— Begin —
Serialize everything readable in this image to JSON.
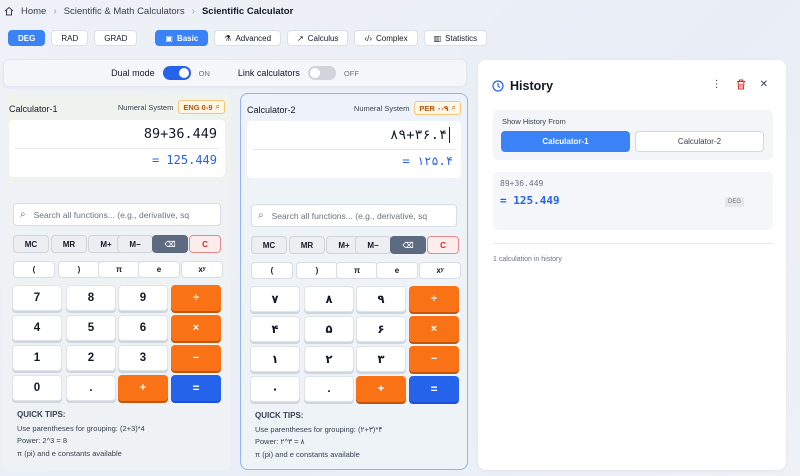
{
  "breadcrumb": {
    "home": "Home",
    "section": "Scientific & Math Calculators",
    "current": "Scientific Calculator"
  },
  "toolbar": {
    "angle_modes": [
      "DEG",
      "RAD",
      "GRAD"
    ],
    "active_angle": "DEG",
    "tabs": [
      {
        "label": "Basic",
        "icon": "calculator-icon",
        "glyph": "▣"
      },
      {
        "label": "Advanced",
        "icon": "flask-icon",
        "glyph": "⚗"
      },
      {
        "label": "Calculus",
        "icon": "trend-icon",
        "glyph": "↗"
      },
      {
        "label": "Complex",
        "icon": "code-icon",
        "glyph": "‹/›"
      },
      {
        "label": "Statistics",
        "icon": "chart-icon",
        "glyph": "▥"
      }
    ],
    "active_tab": "Basic"
  },
  "dual": {
    "dual_label": "Dual mode",
    "dual_state": "ON",
    "link_label": "Link calculators",
    "link_state": "OFF"
  },
  "calc1": {
    "title": "Calculator-1",
    "numeral_label": "Numeral System",
    "numeral_value": "ENG 0-9",
    "expression": "89+36.449",
    "result": "= 125.449",
    "search_placeholder": "Search all functions... (e.g., derivative, sq",
    "memory_keys": [
      "MC",
      "MR",
      "M+",
      "M−"
    ],
    "clear_key": "C",
    "func_keys": [
      "(",
      ")",
      "π",
      "e",
      "xʸ"
    ],
    "num_rows": [
      [
        "7",
        "8",
        "9"
      ],
      [
        "4",
        "5",
        "6"
      ],
      [
        "1",
        "2",
        "3"
      ],
      [
        "0",
        "."
      ]
    ],
    "ops": [
      "÷",
      "×",
      "−",
      "+"
    ],
    "equals": "=",
    "tips_title": "QUICK TIPS:",
    "tips": [
      "Use parentheses for grouping: (2+3)*4",
      "Power: 2^3 = 8",
      "π (pi) and e constants available"
    ]
  },
  "calc2": {
    "title": "Calculator-2",
    "numeral_label": "Numeral System",
    "numeral_value": "PER ۰-۹",
    "expression": "۸۹+۳۶.۴",
    "result": "= ۱۲۵.۴",
    "search_placeholder": "Search all functions... (e.g., derivative, sq",
    "memory_keys": [
      "MC",
      "MR",
      "M+",
      "M−"
    ],
    "clear_key": "C",
    "func_keys": [
      "(",
      ")",
      "π",
      "e",
      "xʸ"
    ],
    "num_rows": [
      [
        "۷",
        "۸",
        "۹"
      ],
      [
        "۴",
        "۵",
        "۶"
      ],
      [
        "۱",
        "۲",
        "۳"
      ],
      [
        "۰",
        "."
      ]
    ],
    "ops": [
      "÷",
      "×",
      "−",
      "+"
    ],
    "equals": "=",
    "tips_title": "QUICK TIPS:",
    "tips": [
      "Use parentheses for grouping: (۲+۳)*۴",
      "Power: ۲^۳ = ۸",
      "π (pi) and e constants available"
    ]
  },
  "history": {
    "title": "History",
    "show_from_label": "Show History From",
    "sources": [
      "Calculator-1",
      "Calculator-2"
    ],
    "active_source": "Calculator-1",
    "entry_expression": "89+36.449",
    "entry_result": "= 125.449",
    "entry_mode": "DEG",
    "count_text": "1 calculation in history"
  },
  "colors": {
    "accent": "#3b82f6",
    "operator": "#f97316",
    "equals": "#2563eb",
    "danger": "#dc2626"
  }
}
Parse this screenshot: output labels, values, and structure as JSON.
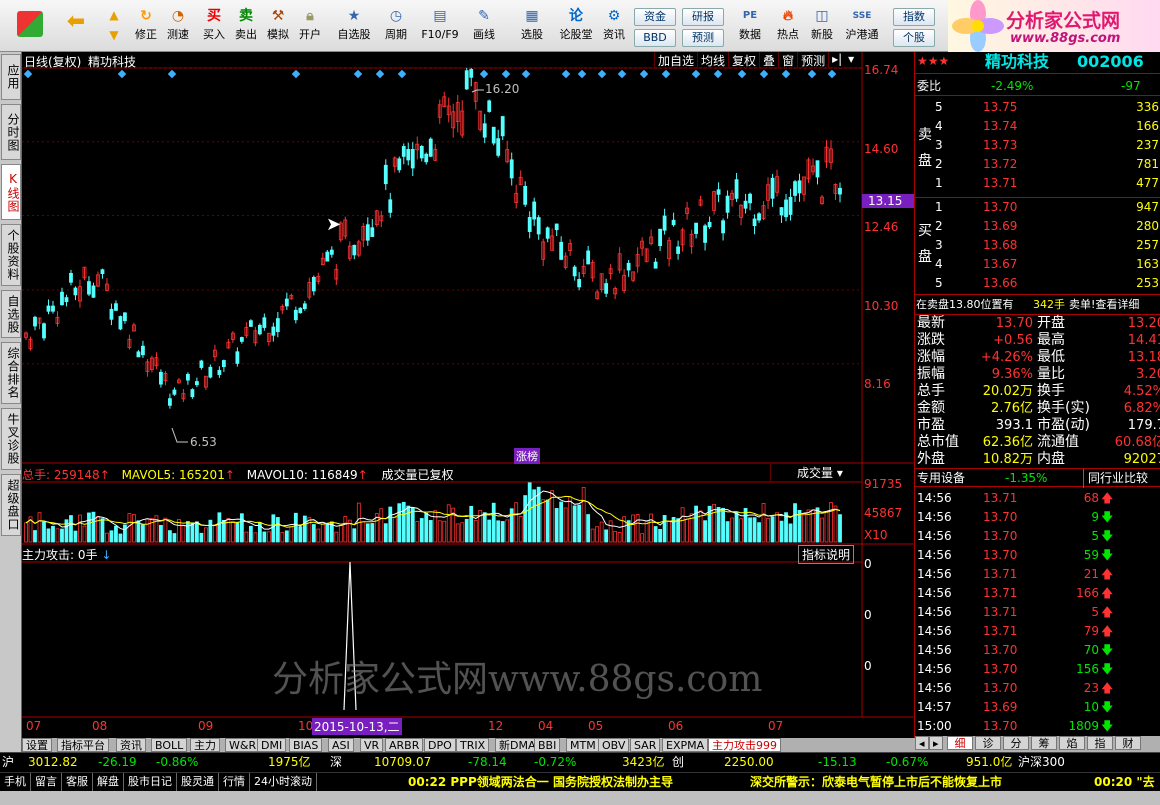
{
  "toolbar": {
    "buttons": [
      "修正",
      "测速",
      "买入",
      "卖出",
      "模拟",
      "开户",
      "自选股",
      "周期",
      "F10/F9",
      "画线",
      "选股",
      "论股堂",
      "资讯",
      "数据",
      "热点",
      "新股",
      "沪港通"
    ],
    "small": [
      "资金",
      "研报",
      "BBD",
      "预测",
      "指数",
      "个股"
    ],
    "logo_title": "分析家公式网",
    "logo_url": "www.88gs.com"
  },
  "left_tabs": [
    "应用",
    "分时图",
    "K线图",
    "个股资料",
    "自选股",
    "综合排名",
    "牛叉诊股",
    "超级盘口"
  ],
  "chart": {
    "header_left": "日线(复权)",
    "stock": "精功科技",
    "header_buttons": [
      "加自选",
      "均线",
      "复权",
      "叠",
      "窗",
      "预测"
    ],
    "price_ticks": [
      "16.74",
      "14.60",
      "12.46",
      "10.30",
      "8.16"
    ],
    "current_price_tag": "13.15",
    "high_label": "16.20",
    "low_label": "6.53",
    "event_tag": "涨榜",
    "vol_header": {
      "total_label": "总手:",
      "total": "259148",
      "mavol5_label": "MAVOL5:",
      "mavol5": "165201",
      "mavol10_label": "MAVOL10:",
      "mavol10": "116849",
      "note": "成交量已复权",
      "select": "成交量"
    },
    "vol_ticks": [
      "91735",
      "45867",
      "X10"
    ],
    "ind_header": "主力攻击: 0手",
    "ind_button": "指标说明",
    "ind_ticks": [
      "0",
      "0",
      "0"
    ],
    "date_ticks": [
      "07",
      "08",
      "09",
      "10",
      "12",
      "04",
      "05",
      "06",
      "07"
    ],
    "date_highlight": "2015-10-13,二",
    "watermark": "分析家公式网www.88gs.com"
  },
  "chart_data": {
    "type": "candlestick",
    "title": "精功科技 日线(复权)",
    "ylim": [
      6.53,
      16.74
    ],
    "high": 16.2,
    "low": 6.53,
    "last": 13.7,
    "key_points": [
      {
        "x": "07",
        "y": 9.0
      },
      {
        "x": "08",
        "y": 10.8
      },
      {
        "x": "09",
        "y": 7.2
      },
      {
        "x": "10",
        "y": 10.3
      },
      {
        "x": "12",
        "y": 16.2
      },
      {
        "x": "04",
        "y": 12.0
      },
      {
        "x": "05",
        "y": 10.5
      },
      {
        "x": "06",
        "y": 12.4
      },
      {
        "x": "07",
        "y": 13.7
      }
    ]
  },
  "quote": {
    "stars": "★★★",
    "name": "精功科技",
    "code": "002006",
    "webi_label": "委比",
    "webi": "-2.49%",
    "webi_diff": "-97",
    "sell_label": "卖盘",
    "buy_label": "买盘",
    "asks": [
      {
        "n": "5",
        "p": "13.75",
        "v": "336"
      },
      {
        "n": "4",
        "p": "13.74",
        "v": "166"
      },
      {
        "n": "3",
        "p": "13.73",
        "v": "237"
      },
      {
        "n": "2",
        "p": "13.72",
        "v": "781"
      },
      {
        "n": "1",
        "p": "13.71",
        "v": "477"
      }
    ],
    "bids": [
      {
        "n": "1",
        "p": "13.70",
        "v": "947"
      },
      {
        "n": "2",
        "p": "13.69",
        "v": "280"
      },
      {
        "n": "3",
        "p": "13.68",
        "v": "257"
      },
      {
        "n": "4",
        "p": "13.67",
        "v": "163"
      },
      {
        "n": "5",
        "p": "13.66",
        "v": "253"
      }
    ],
    "note": "在卖盘13.80位置有",
    "note_vol": "342手",
    "note_tail": "卖单!查看详细",
    "stats": [
      {
        "l1": "最新",
        "v1": "13.70",
        "l2": "开盘",
        "v2": "13.20"
      },
      {
        "l1": "涨跌",
        "v1": "+0.56",
        "l2": "最高",
        "v2": "14.41"
      },
      {
        "l1": "涨幅",
        "v1": "+4.26%",
        "l2": "最低",
        "v2": "13.18"
      },
      {
        "l1": "振幅",
        "v1": "9.36%",
        "l2": "量比",
        "v2": "3.20"
      },
      {
        "l1": "总手",
        "v1": "20.02万",
        "l2": "换手",
        "v2": "4.52%"
      },
      {
        "l1": "金额",
        "v1": "2.76亿",
        "l2": "换手(实)",
        "v2": "6.82%"
      },
      {
        "l1": "市盈",
        "v1": "393.1",
        "l2": "市盈(动)",
        "v2": "179.7"
      },
      {
        "l1": "总市值",
        "v1": "62.36亿",
        "l2": "流通值",
        "v2": "60.68亿"
      },
      {
        "l1": "外盘",
        "v1": "10.82万",
        "l2": "内盘",
        "v2": "92027"
      }
    ],
    "sector_label": "专用设备",
    "sector_pct": "-1.35%",
    "sector_btn": "同行业比较",
    "ticks": [
      {
        "t": "14:56",
        "p": "13.71",
        "v": "68",
        "d": "up"
      },
      {
        "t": "14:56",
        "p": "13.70",
        "v": "9",
        "d": "dn"
      },
      {
        "t": "14:56",
        "p": "13.70",
        "v": "5",
        "d": "dn"
      },
      {
        "t": "14:56",
        "p": "13.70",
        "v": "59",
        "d": "dn"
      },
      {
        "t": "14:56",
        "p": "13.71",
        "v": "21",
        "d": "up"
      },
      {
        "t": "14:56",
        "p": "13.71",
        "v": "166",
        "d": "up"
      },
      {
        "t": "14:56",
        "p": "13.71",
        "v": "5",
        "d": "up"
      },
      {
        "t": "14:56",
        "p": "13.71",
        "v": "79",
        "d": "up"
      },
      {
        "t": "14:56",
        "p": "13.70",
        "v": "70",
        "d": "dn"
      },
      {
        "t": "14:56",
        "p": "13.70",
        "v": "156",
        "d": "dn"
      },
      {
        "t": "14:56",
        "p": "13.70",
        "v": "23",
        "d": "up"
      },
      {
        "t": "14:57",
        "p": "13.69",
        "v": "10",
        "d": "dn"
      },
      {
        "t": "15:00",
        "p": "13.70",
        "v": "1809",
        "d": "dn"
      }
    ],
    "right_tabs": [
      "细",
      "诊",
      "分",
      "筹",
      "焰",
      "指",
      "财"
    ]
  },
  "bottom_tabs": [
    "设置",
    "指标平台",
    "资讯",
    "BOLL",
    "主力",
    "W&R",
    "DMI",
    "BIAS",
    "ASI",
    "VR",
    "ARBR",
    "DPO",
    "TRIX",
    "新DMA",
    "BBI",
    "MTM",
    "OBV",
    "SAR",
    "EXPMA",
    "主力攻击999"
  ],
  "status": {
    "sh": "沪",
    "sh_idx": "3012.82",
    "sh_chg": "-26.19",
    "sh_pct": "-0.86%",
    "sh_amt": "1975亿",
    "sz": "深",
    "sz_idx": "10709.07",
    "sz_chg": "-78.14",
    "sz_pct": "-0.72%",
    "sz_amt": "3423亿",
    "cy": "创",
    "cy_idx": "2250.00",
    "cy_chg": "-15.13",
    "cy_pct": "-0.67%",
    "cy_amt": "951.0亿",
    "hs": "沪深300"
  },
  "status2": {
    "items": [
      "手机",
      "留言",
      "客服",
      "解盘",
      "股市日记",
      "股灵通",
      "行情",
      "24小时滚动"
    ],
    "news1": "00:22 PPP领域两法合一 国务院授权法制办主导",
    "news2": "深交所警示：欣泰电气暂停上市后不能恢复上市",
    "news3": "00:20 \"去"
  }
}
— End —
WHAT THE TASK REQUIRES: From the entries above, extract every line where the word "parentheses" appears.

FULL SOLUTION:
      "Use parentheses for grouping: (2+3)*4",
      "Use parentheses for grouping: (۲+۳)*۴",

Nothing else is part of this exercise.